= Task to complete =
Using the records below, count the lines with "Output" in them. Give the number only.

[Items listed in a dataset]
==================================================

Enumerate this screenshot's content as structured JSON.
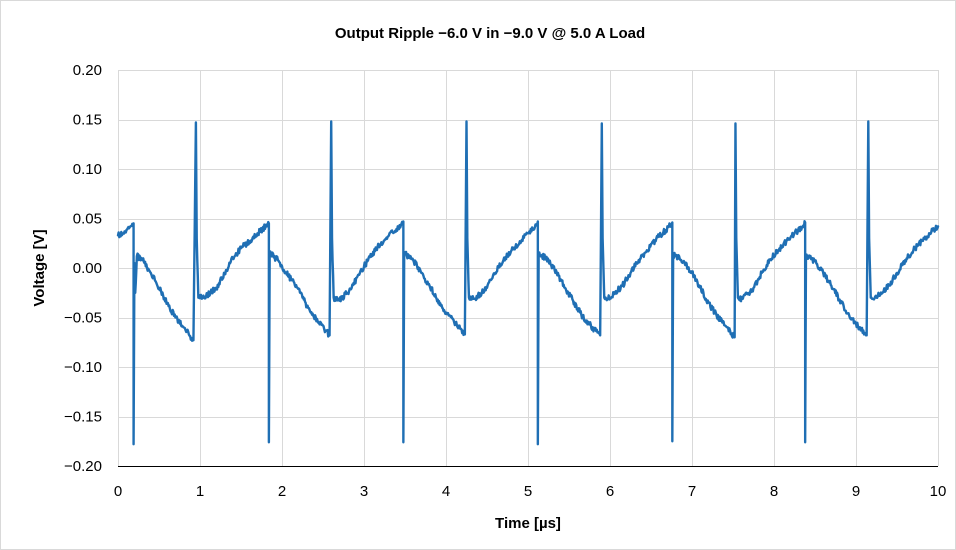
{
  "chart_data": {
    "type": "line",
    "title": "Output Ripple −6.0 V in −9.0 V @ 5.0 A Load",
    "xlabel": "Time [µs]",
    "ylabel": "Voltage [V]",
    "xlim": [
      0,
      10
    ],
    "ylim": [
      -0.2,
      0.2
    ],
    "x_ticks": [
      "0",
      "1",
      "2",
      "3",
      "4",
      "5",
      "6",
      "7",
      "8",
      "9",
      "10"
    ],
    "y_ticks": [
      "0.20",
      "0.15",
      "0.10",
      "0.05",
      "0.00",
      "−0.05",
      "−0.10",
      "−0.15",
      "−0.20"
    ],
    "grid": true,
    "series": [
      {
        "color": "#1f6fb4",
        "points": [
          [
            0.0,
            0.033
          ],
          [
            0.08,
            0.037
          ],
          [
            0.15,
            0.042
          ],
          [
            0.19,
            0.045
          ],
          [
            0.19,
            -0.178
          ],
          [
            0.2,
            0.005
          ],
          [
            0.21,
            -0.025
          ],
          [
            0.23,
            0.012
          ],
          [
            0.3,
            0.008
          ],
          [
            0.4,
            -0.005
          ],
          [
            0.5,
            -0.02
          ],
          [
            0.6,
            -0.035
          ],
          [
            0.7,
            -0.05
          ],
          [
            0.8,
            -0.06
          ],
          [
            0.92,
            -0.073
          ],
          [
            0.95,
            0.147
          ],
          [
            0.96,
            0.03
          ],
          [
            0.98,
            -0.03
          ],
          [
            1.05,
            -0.03
          ],
          [
            1.2,
            -0.02
          ],
          [
            1.3,
            -0.005
          ],
          [
            1.4,
            0.01
          ],
          [
            1.5,
            0.02
          ],
          [
            1.6,
            0.027
          ],
          [
            1.7,
            0.035
          ],
          [
            1.8,
            0.042
          ],
          [
            1.84,
            0.045
          ],
          [
            1.84,
            -0.176
          ],
          [
            1.85,
            0.015
          ],
          [
            1.95,
            0.008
          ],
          [
            2.05,
            -0.005
          ],
          [
            2.15,
            -0.015
          ],
          [
            2.25,
            -0.03
          ],
          [
            2.35,
            -0.045
          ],
          [
            2.45,
            -0.055
          ],
          [
            2.58,
            -0.068
          ],
          [
            2.6,
            0.148
          ],
          [
            2.61,
            0.03
          ],
          [
            2.63,
            -0.03
          ],
          [
            2.7,
            -0.033
          ],
          [
            2.85,
            -0.02
          ],
          [
            2.95,
            -0.005
          ],
          [
            3.05,
            0.008
          ],
          [
            3.15,
            0.02
          ],
          [
            3.25,
            0.028
          ],
          [
            3.35,
            0.036
          ],
          [
            3.45,
            0.043
          ],
          [
            3.48,
            0.047
          ],
          [
            3.48,
            -0.176
          ],
          [
            3.49,
            0.015
          ],
          [
            3.6,
            0.008
          ],
          [
            3.7,
            -0.005
          ],
          [
            3.8,
            -0.018
          ],
          [
            3.9,
            -0.032
          ],
          [
            4.0,
            -0.045
          ],
          [
            4.1,
            -0.055
          ],
          [
            4.23,
            -0.067
          ],
          [
            4.25,
            0.148
          ],
          [
            4.26,
            0.03
          ],
          [
            4.28,
            -0.03
          ],
          [
            4.35,
            -0.031
          ],
          [
            4.5,
            -0.02
          ],
          [
            4.6,
            -0.005
          ],
          [
            4.7,
            0.008
          ],
          [
            4.8,
            0.018
          ],
          [
            4.9,
            0.027
          ],
          [
            5.0,
            0.035
          ],
          [
            5.1,
            0.043
          ],
          [
            5.12,
            0.047
          ],
          [
            5.12,
            -0.178
          ],
          [
            5.13,
            0.015
          ],
          [
            5.25,
            0.008
          ],
          [
            5.35,
            -0.005
          ],
          [
            5.45,
            -0.02
          ],
          [
            5.55,
            -0.033
          ],
          [
            5.65,
            -0.047
          ],
          [
            5.75,
            -0.057
          ],
          [
            5.88,
            -0.068
          ],
          [
            5.9,
            0.146
          ],
          [
            5.91,
            0.03
          ],
          [
            5.93,
            -0.03
          ],
          [
            6.0,
            -0.03
          ],
          [
            6.15,
            -0.018
          ],
          [
            6.25,
            -0.005
          ],
          [
            6.35,
            0.008
          ],
          [
            6.45,
            0.018
          ],
          [
            6.55,
            0.028
          ],
          [
            6.65,
            0.036
          ],
          [
            6.75,
            0.044
          ],
          [
            6.76,
            0.046
          ],
          [
            6.76,
            -0.175
          ],
          [
            6.77,
            0.013
          ],
          [
            6.9,
            0.007
          ],
          [
            7.0,
            -0.005
          ],
          [
            7.1,
            -0.02
          ],
          [
            7.2,
            -0.035
          ],
          [
            7.3,
            -0.048
          ],
          [
            7.4,
            -0.058
          ],
          [
            7.52,
            -0.07
          ],
          [
            7.53,
            0.146
          ],
          [
            7.54,
            0.03
          ],
          [
            7.56,
            -0.03
          ],
          [
            7.62,
            -0.031
          ],
          [
            7.75,
            -0.02
          ],
          [
            7.85,
            -0.005
          ],
          [
            7.95,
            0.008
          ],
          [
            8.05,
            0.018
          ],
          [
            8.15,
            0.027
          ],
          [
            8.25,
            0.035
          ],
          [
            8.35,
            0.042
          ],
          [
            8.38,
            0.046
          ],
          [
            8.38,
            -0.176
          ],
          [
            8.39,
            0.013
          ],
          [
            8.5,
            0.007
          ],
          [
            8.6,
            -0.005
          ],
          [
            8.7,
            -0.018
          ],
          [
            8.8,
            -0.032
          ],
          [
            8.9,
            -0.046
          ],
          [
            9.0,
            -0.056
          ],
          [
            9.13,
            -0.068
          ],
          [
            9.15,
            0.148
          ],
          [
            9.16,
            0.03
          ],
          [
            9.18,
            -0.03
          ],
          [
            9.25,
            -0.03
          ],
          [
            9.4,
            -0.018
          ],
          [
            9.5,
            -0.005
          ],
          [
            9.6,
            0.008
          ],
          [
            9.7,
            0.018
          ],
          [
            9.8,
            0.027
          ],
          [
            9.9,
            0.035
          ],
          [
            10.0,
            0.042
          ]
        ]
      }
    ]
  }
}
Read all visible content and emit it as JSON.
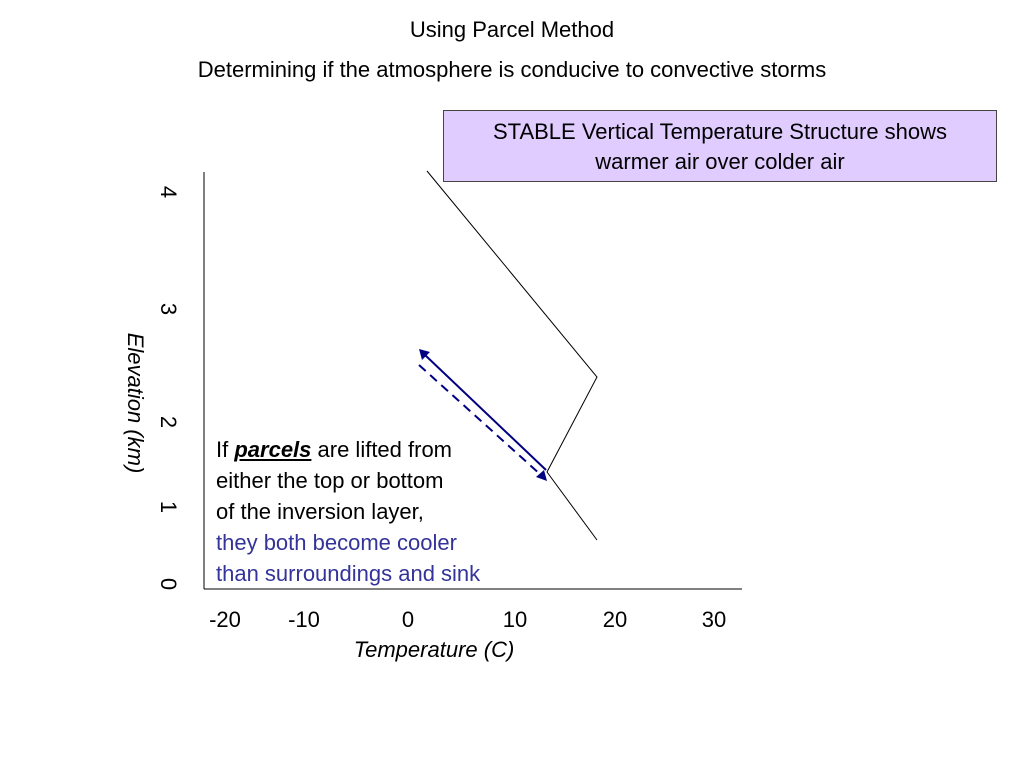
{
  "header": {
    "title": "Using Parcel Method",
    "subtitle": "Determining if the atmosphere is conducive to convective storms"
  },
  "callout": {
    "line1": "STABLE Vertical Temperature Structure shows",
    "line2": "warmer air over colder air"
  },
  "axes": {
    "y_label": "Elevation (km)",
    "y_ticks": [
      "4",
      "3",
      "2",
      "1",
      "0"
    ],
    "x_label": "Temperature (C)",
    "x_ticks": [
      "-20",
      "-10",
      "0",
      "10",
      "20",
      "30"
    ]
  },
  "note": {
    "prefix": "If ",
    "emphasis": "parcels",
    "rest1": " are lifted from",
    "line2": "either the top or bottom",
    "line3": "of the inversion layer,",
    "line4": "they both become cooler",
    "line5": "than surroundings and sink"
  },
  "colors": {
    "callout_fill": "#e0ccff",
    "parcel_arrow": "#000080",
    "highlight_text": "#333399"
  }
}
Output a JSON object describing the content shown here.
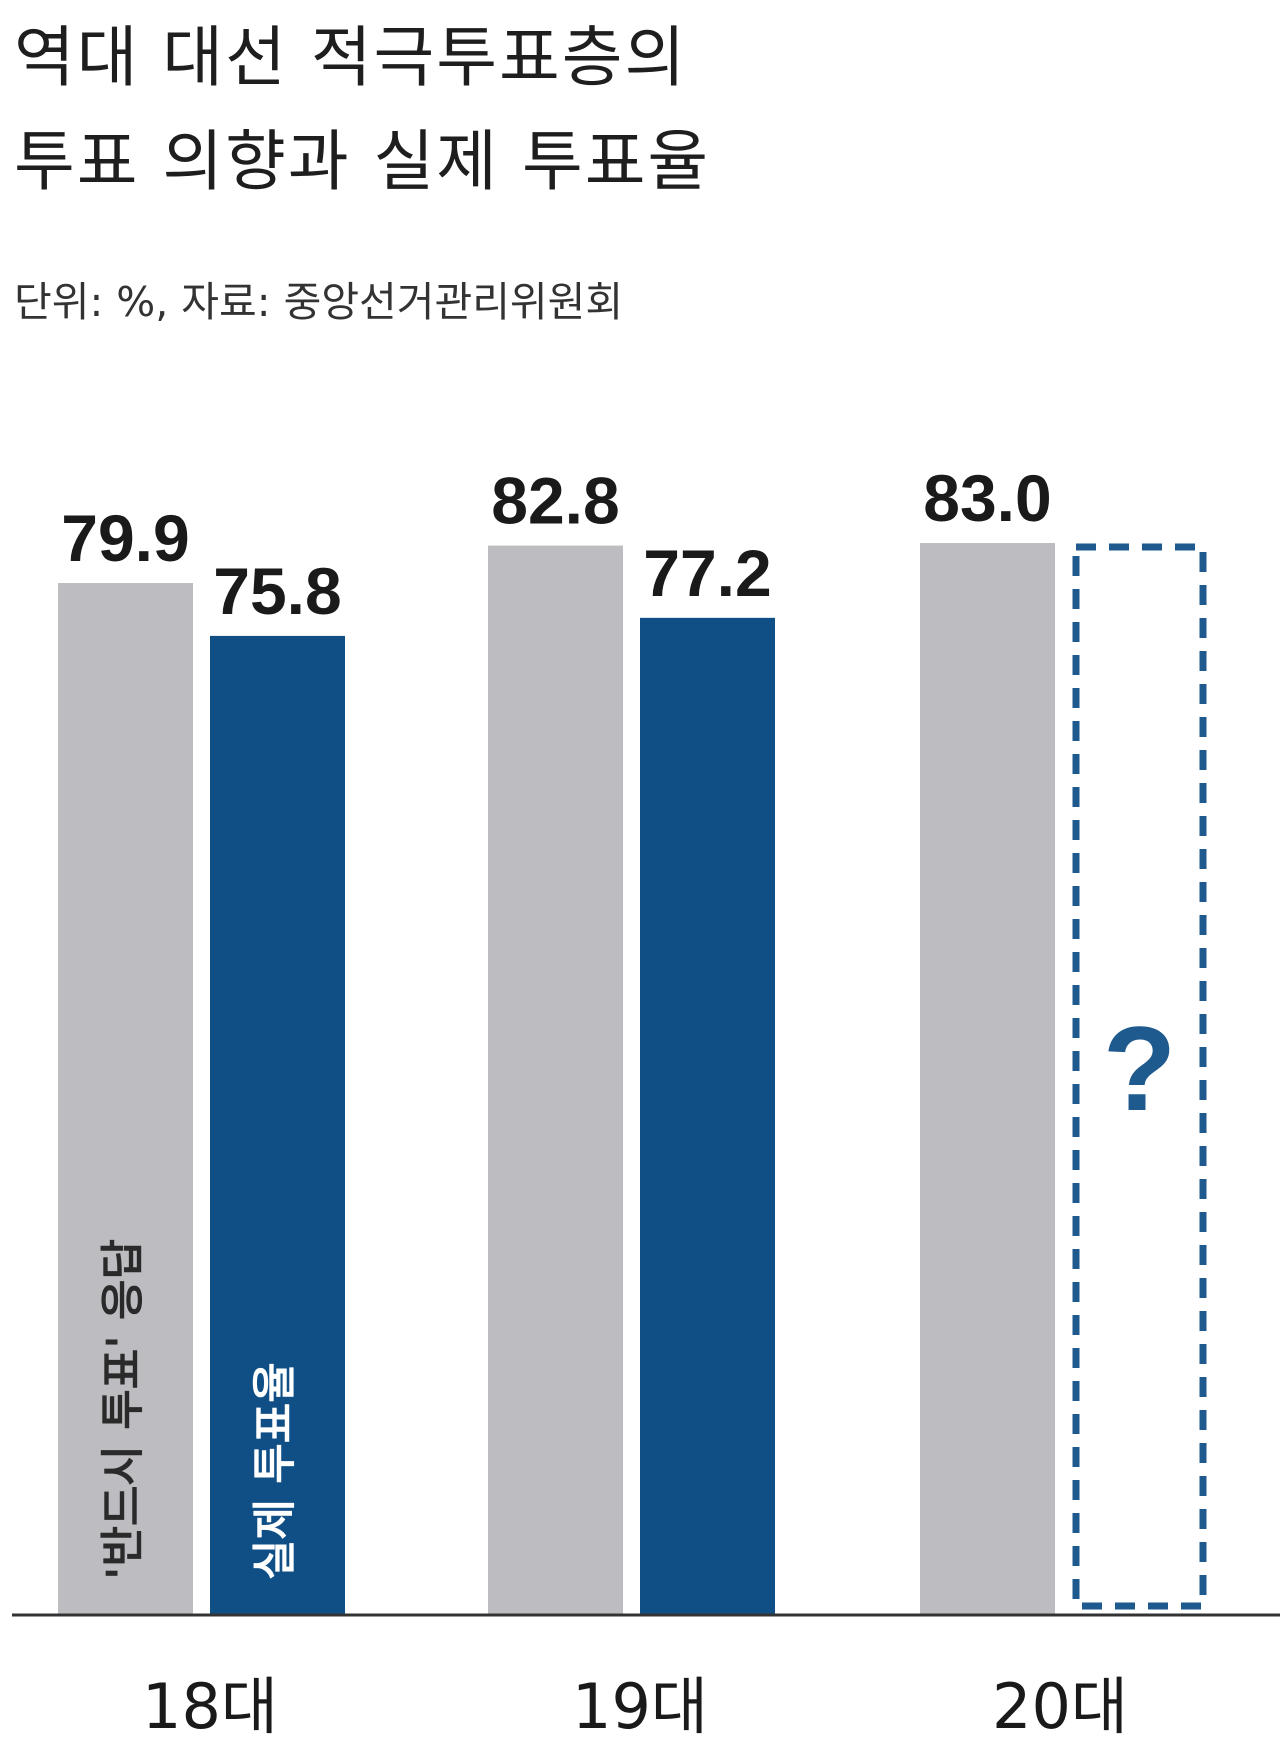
{
  "title_lines": [
    "역대 대선 적극투표층의",
    "투표 의향과 실제 투표율"
  ],
  "subtitle": "단위: %, 자료: 중앙선거관리위원회",
  "colors": {
    "intent": "#bdbdc1",
    "actual": "#0f4f86",
    "placeholder_border": "#1f5a8e",
    "axis": "#333333"
  },
  "chart_data": {
    "type": "bar",
    "categories": [
      "18대",
      "19대",
      "20대"
    ],
    "series": [
      {
        "name": "'반드시 투표' 응답",
        "values": [
          79.9,
          82.8,
          83.0
        ]
      },
      {
        "name": "실제 투표율",
        "values": [
          75.8,
          77.2,
          null
        ]
      }
    ],
    "value_labels": [
      [
        "79.9",
        "82.8",
        "83.0"
      ],
      [
        "75.8",
        "77.2",
        "?"
      ]
    ],
    "ylim": [
      0,
      90
    ]
  }
}
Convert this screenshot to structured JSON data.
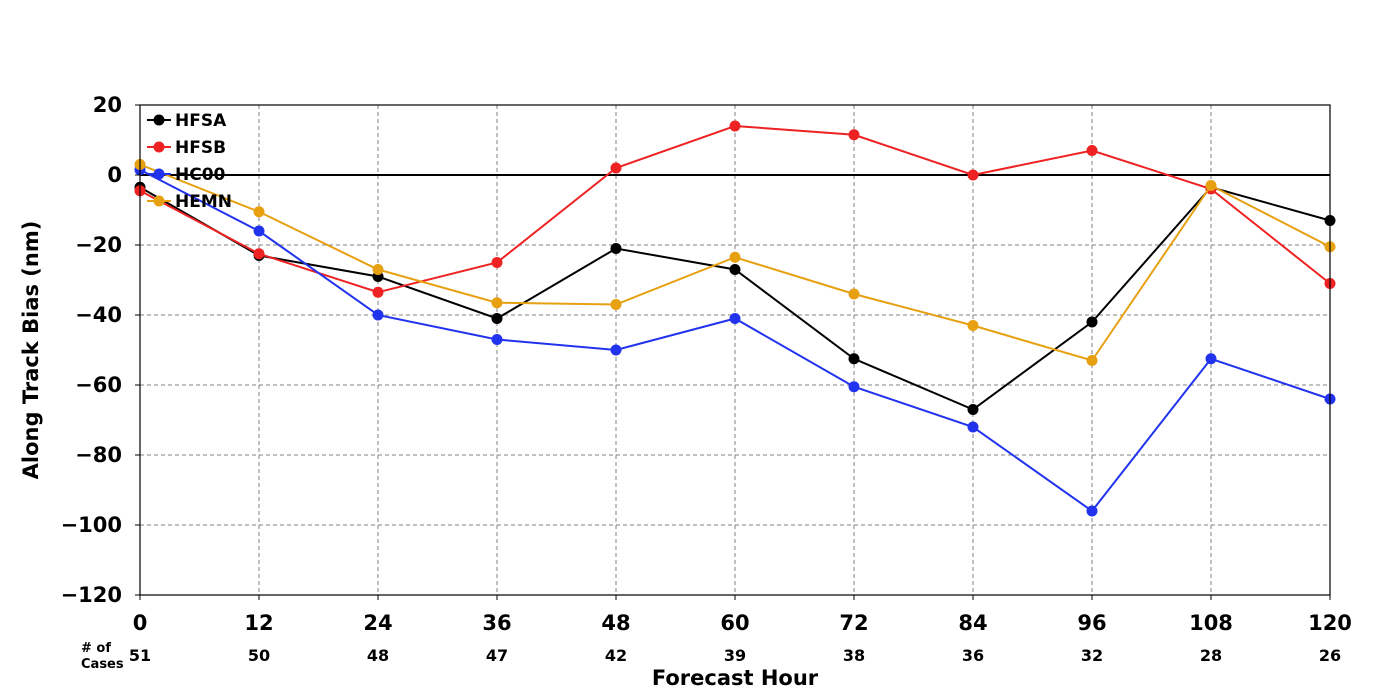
{
  "chart_data": {
    "type": "line",
    "xlabel": "Forecast Hour",
    "ylabel": "Along Track Bias (nm)",
    "x": [
      0,
      12,
      24,
      36,
      48,
      60,
      72,
      84,
      96,
      108,
      120
    ],
    "xlim": [
      0,
      120
    ],
    "ylim": [
      -120,
      20
    ],
    "yticks": [
      20,
      0,
      -20,
      -40,
      -60,
      -80,
      -100,
      -120
    ],
    "ytick_labels": [
      "20",
      "0",
      "−20",
      "−40",
      "−60",
      "−80",
      "−100",
      "−120"
    ],
    "xtick_labels": [
      "0",
      "12",
      "24",
      "36",
      "48",
      "60",
      "72",
      "84",
      "96",
      "108",
      "120"
    ],
    "grid": true,
    "zero_line": true,
    "legend_position": "top-left",
    "cases_header": [
      "# of",
      "Cases"
    ],
    "cases": [
      "51",
      "50",
      "48",
      "47",
      "42",
      "39",
      "38",
      "36",
      "32",
      "28",
      "26"
    ],
    "series": [
      {
        "name": "HFSA",
        "color": "#000000",
        "values": [
          -3.5,
          -23,
          -29,
          -41,
          -21,
          -27,
          -52.5,
          -67,
          -42,
          -3.5,
          -13
        ]
      },
      {
        "name": "HFSB",
        "color": "#ee2222",
        "values": [
          -4.5,
          -22.5,
          -33.5,
          -25,
          2,
          14,
          11.5,
          0,
          7,
          -4,
          -31
        ]
      },
      {
        "name": "HC00",
        "color": "#2233ee",
        "values": [
          1.5,
          -16,
          -40,
          -47,
          -50,
          -41,
          -60.5,
          -72,
          -96,
          -52.5,
          -64
        ]
      },
      {
        "name": "HEMN",
        "color": "#e6a010",
        "values": [
          3,
          -10.5,
          -27,
          -36.5,
          -37,
          -23.5,
          -34,
          -43,
          -53,
          -3,
          -20.5
        ]
      }
    ]
  }
}
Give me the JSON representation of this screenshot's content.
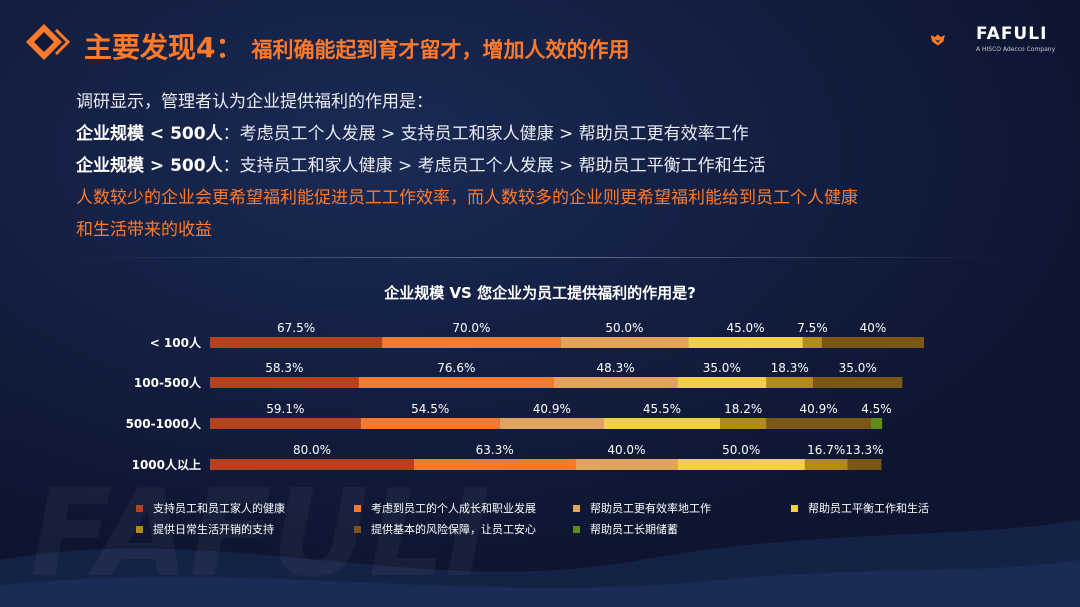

==================================================

= Answer to this task =
2